• Given problem:
Leave out all pictures. Extract exactly the lines from the one containing "What data populates" through the end of the data.

• Material:
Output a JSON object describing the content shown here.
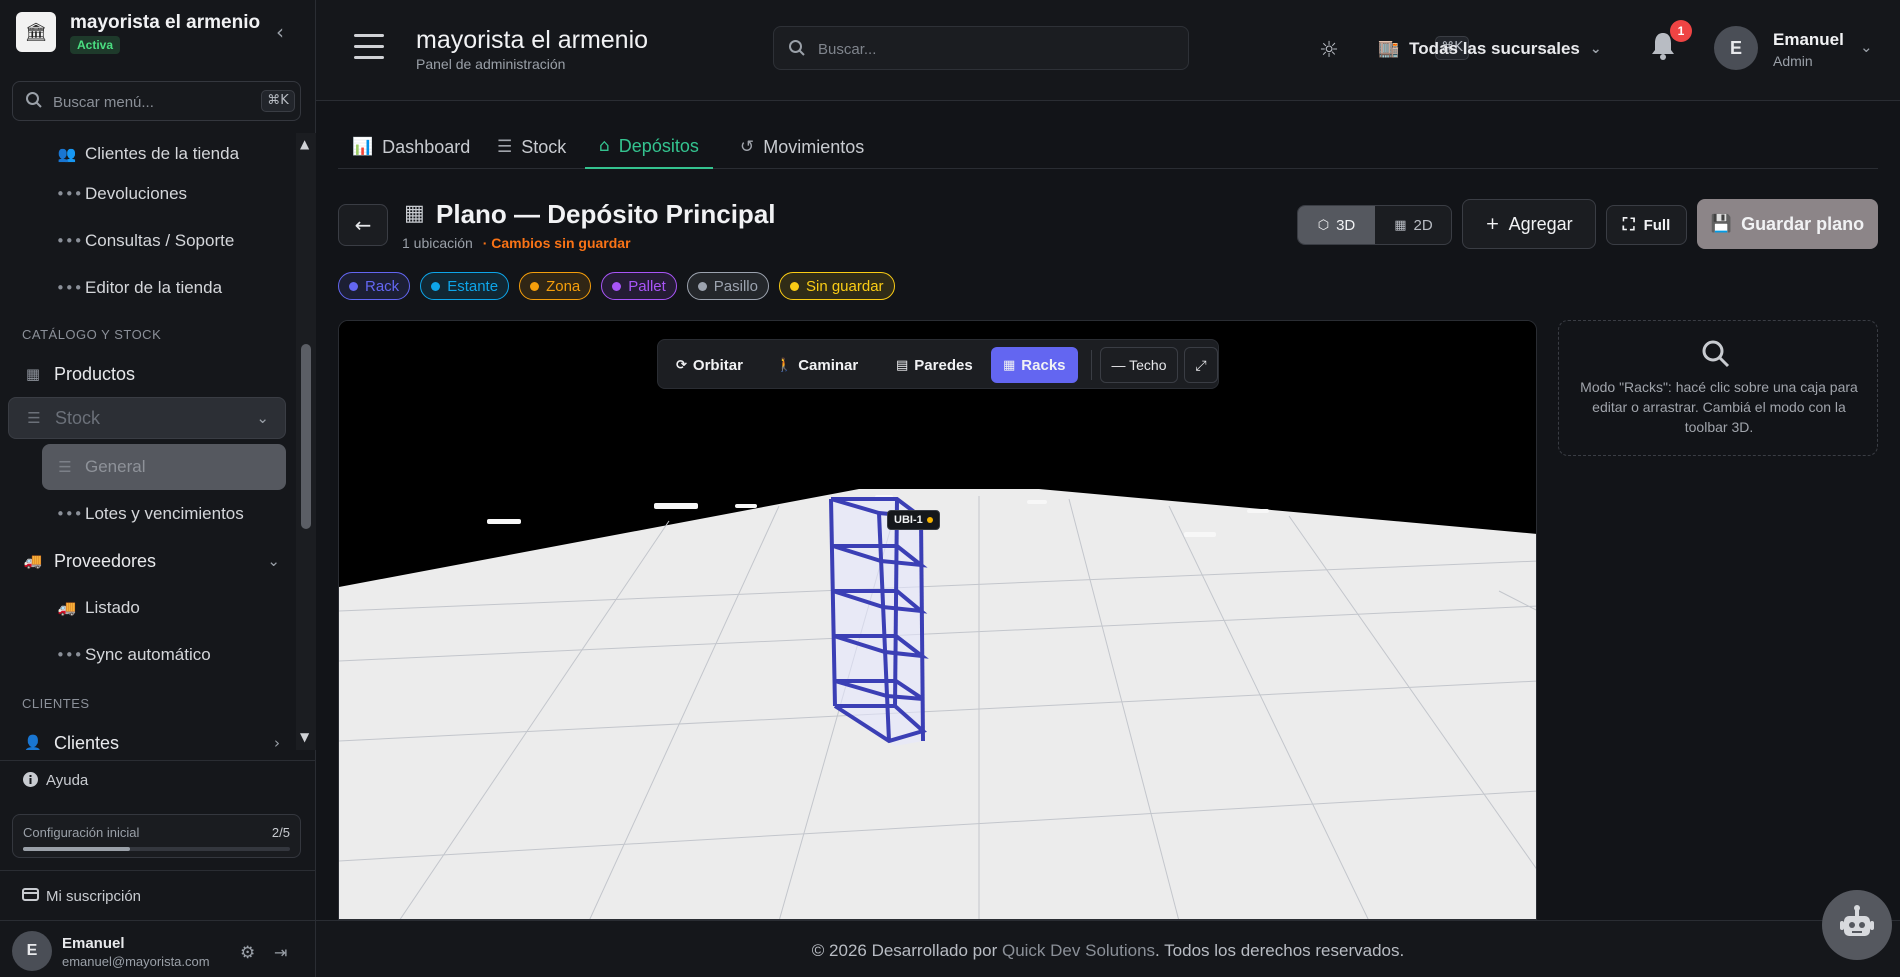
{
  "sidebar": {
    "store_name": "mayorista el armenio",
    "status": "Activa",
    "search_placeholder": "Buscar menú...",
    "shortcut": "⌘K",
    "items_top": [
      {
        "label": "Clientes de la tienda",
        "icon": "users-icon"
      },
      {
        "label": "Devoluciones",
        "icon": "dots-icon"
      },
      {
        "label": "Consultas / Soporte",
        "icon": "dots-icon"
      },
      {
        "label": "Editor de la tienda",
        "icon": "dots-icon"
      }
    ],
    "section_catalog": "CATÁLOGO Y STOCK",
    "productos": "Productos",
    "stock": "Stock",
    "stock_general": "General",
    "stock_lotes": "Lotes y vencimientos",
    "proveedores": "Proveedores",
    "prov_listado": "Listado",
    "prov_sync": "Sync automático",
    "section_clients": "CLIENTES",
    "clientes": "Clientes",
    "help": "Ayuda",
    "config_label": "Configuración inicial",
    "config_count": "2/5",
    "config_progress": 0.4,
    "subscription": "Mi suscripción",
    "user_initial": "E",
    "user_name": "Emanuel",
    "user_email": "emanuel@mayorista.com"
  },
  "topbar": {
    "title": "mayorista el armenio",
    "subtitle": "Panel de administración",
    "search_placeholder": "Buscar...",
    "shortcut": "⌘K",
    "branch": "Todas las sucursales",
    "notifications": "1",
    "user_initial": "E",
    "user_name": "Emanuel",
    "user_role": "Admin"
  },
  "tabs": [
    {
      "label": "Dashboard",
      "icon": "chart-icon"
    },
    {
      "label": "Stock",
      "icon": "list-icon"
    },
    {
      "label": "Depósitos",
      "icon": "warehouse-icon",
      "active": true
    },
    {
      "label": "Movimientos",
      "icon": "history-icon"
    }
  ],
  "plan": {
    "title": "Plano — Depósito Principal",
    "count": "1 ubicación",
    "unsaved": "· Cambios sin guardar"
  },
  "chips": [
    {
      "label": "Rack",
      "color": "#6366f1"
    },
    {
      "label": "Estante",
      "color": "#0ea5e9"
    },
    {
      "label": "Zona",
      "color": "#f59e0b"
    },
    {
      "label": "Pallet",
      "color": "#a855f7"
    },
    {
      "label": "Pasillo",
      "color": "#9ca3af"
    },
    {
      "label": "Sin guardar",
      "color": "#facc15"
    }
  ],
  "view_toggle": {
    "three_d": "3D",
    "two_d": "2D"
  },
  "actions": {
    "add": "Agregar",
    "full": "Full",
    "save": "Guardar plano"
  },
  "toolbar3d": {
    "orbit": "Orbitar",
    "walk": "Caminar",
    "walls": "Paredes",
    "racks": "Racks",
    "roof": "— Techo",
    "expand": "⤢"
  },
  "rack_label": "UBI-1",
  "panel_text": "Modo \"Racks\": hacé clic sobre una caja para editar o arrastrar. Cambiá el modo con la toolbar 3D.",
  "footer": {
    "prefix": "© 2026 Desarrollado por ",
    "link": "Quick Dev Solutions",
    "suffix": ". Todos los derechos reservados."
  },
  "colors": {
    "accent": "#34c38f",
    "racks_active": "#6366f1",
    "unsaved": "#f97316"
  }
}
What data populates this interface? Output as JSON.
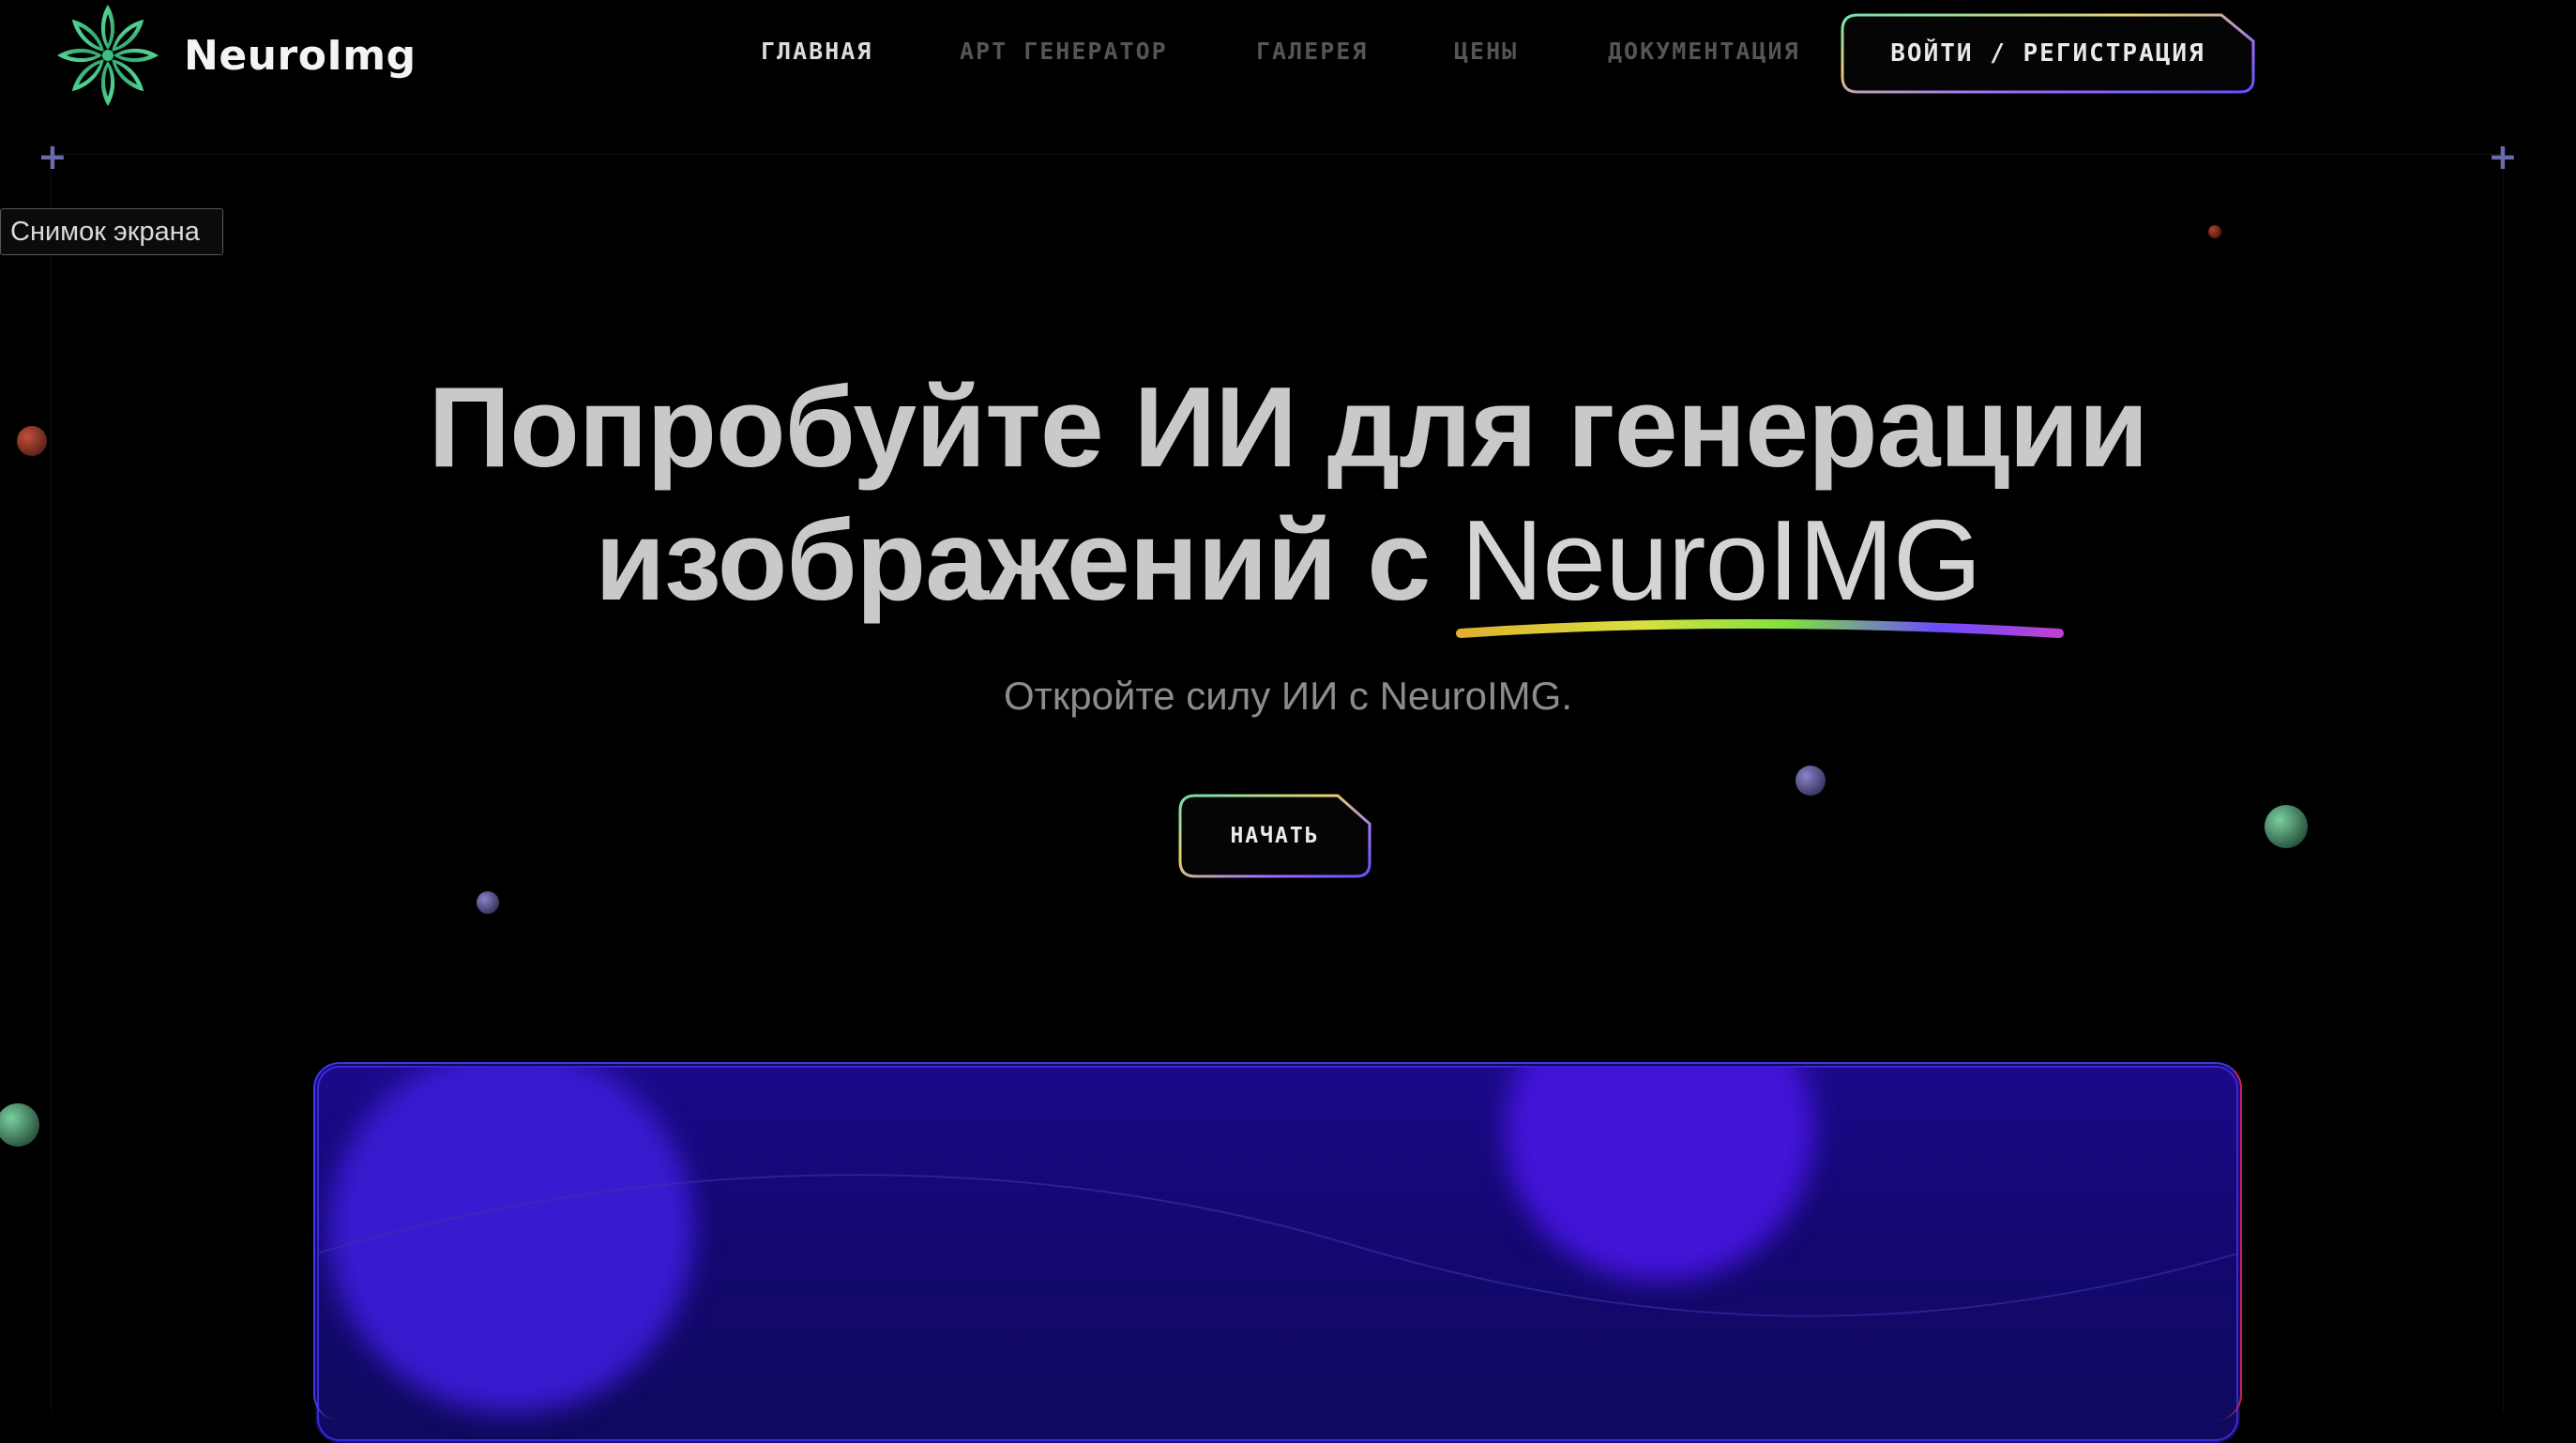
{
  "header": {
    "brand": "NeuroImg",
    "nav": [
      {
        "label": "ГЛАВНАЯ",
        "active": true
      },
      {
        "label": "АРТ ГЕНЕРАТОР",
        "active": false
      },
      {
        "label": "ГАЛЕРЕЯ",
        "active": false
      },
      {
        "label": "ЦЕНЫ",
        "active": false
      },
      {
        "label": "ДОКУМЕНТАЦИЯ",
        "active": false
      }
    ],
    "login_label": "ВОЙТИ / РЕГИСТРАЦИЯ"
  },
  "tooltip": "Снимок экрана",
  "hero": {
    "title_line1": "Попробуйте ИИ для генерации",
    "title_line2_prefix": "изображений с ",
    "title_brand": "NeuroIMG",
    "subtitle": "Откройте силу ИИ с NeuroIMG.",
    "cta_label": "НАЧАТЬ"
  },
  "colors": {
    "background": "#000000",
    "brand_green": "#3fbf7f",
    "accent_purple": "#7b5cff",
    "panel_blue": "#1b0a8a"
  },
  "icons": {
    "logo": "flower-logo-icon",
    "corner_marks": "plus-icon"
  }
}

• Answer to this task:
What data populates this interface? Output as JSON.
{
  "header": {
    "brand": "NeuroImg",
    "nav": [
      {
        "label": "ГЛАВНАЯ",
        "active": true
      },
      {
        "label": "АРТ ГЕНЕРАТОР",
        "active": false
      },
      {
        "label": "ГАЛЕРЕЯ",
        "active": false
      },
      {
        "label": "ЦЕНЫ",
        "active": false
      },
      {
        "label": "ДОКУМЕНТАЦИЯ",
        "active": false
      }
    ],
    "login_label": "ВОЙТИ / РЕГИСТРАЦИЯ"
  },
  "tooltip": "Снимок экрана",
  "hero": {
    "title_line1": "Попробуйте ИИ для генерации",
    "title_line2_prefix": "изображений с ",
    "title_brand": "NeuroIMG",
    "subtitle": "Откройте силу ИИ с NeuroIMG.",
    "cta_label": "НАЧАТЬ"
  },
  "colors": {
    "background": "#000000",
    "brand_green": "#3fbf7f",
    "accent_purple": "#7b5cff",
    "panel_blue": "#1b0a8a"
  },
  "icons": {
    "logo": "flower-logo-icon",
    "corner_marks": "plus-icon"
  }
}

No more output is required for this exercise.